* Task description
From the records below, extract all the text exactly and leave the images behind.

* Items
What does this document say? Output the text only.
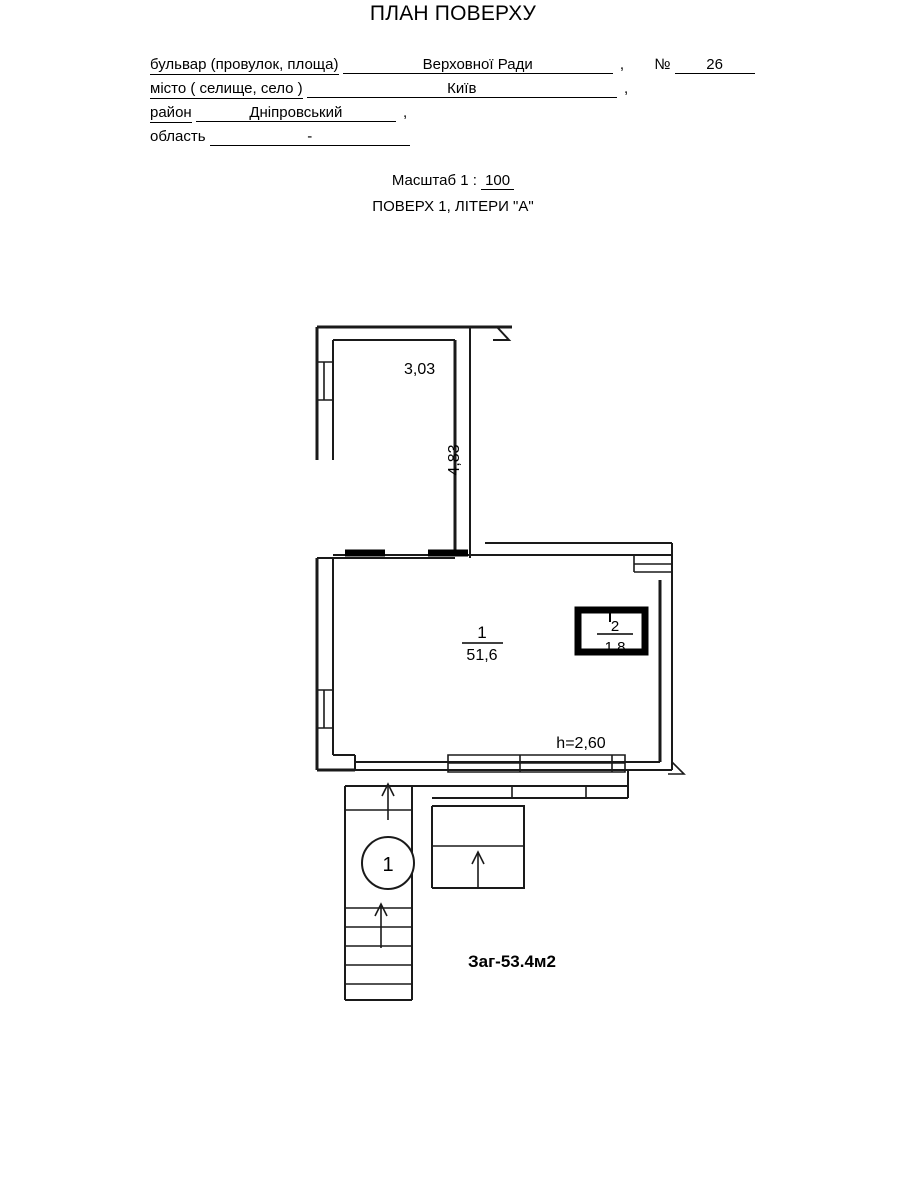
ПЛАН ПОВЕРХУ
бульвар (провулок, площа)	Верховної Ради	, № 26
місто ( селище, село )	Київ	,
район	Дніпровський	,
область	-
Масштаб 1 : 100
ПОВЕРХ 1, ЛІТЕРИ "А"
3,03
4,83
1
51,6
2
1,8
h=2,60
1
Заг-53.4м2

* Answer to the exercise
What does this document say? Output the text only.
ПЛАН ПОВЕРХУ
бульвар (провулок, площа)	Верховної Ради	, № 26
місто ( селище, село )	Київ	,
район	Дніпровський	,
область	-
Масштаб 1 : 100
ПОВЕРХ 1, ЛІТЕРИ "А"
3,03
4,83
1
51,6
2
1,8
h=2,60
1
Заг-53.4м2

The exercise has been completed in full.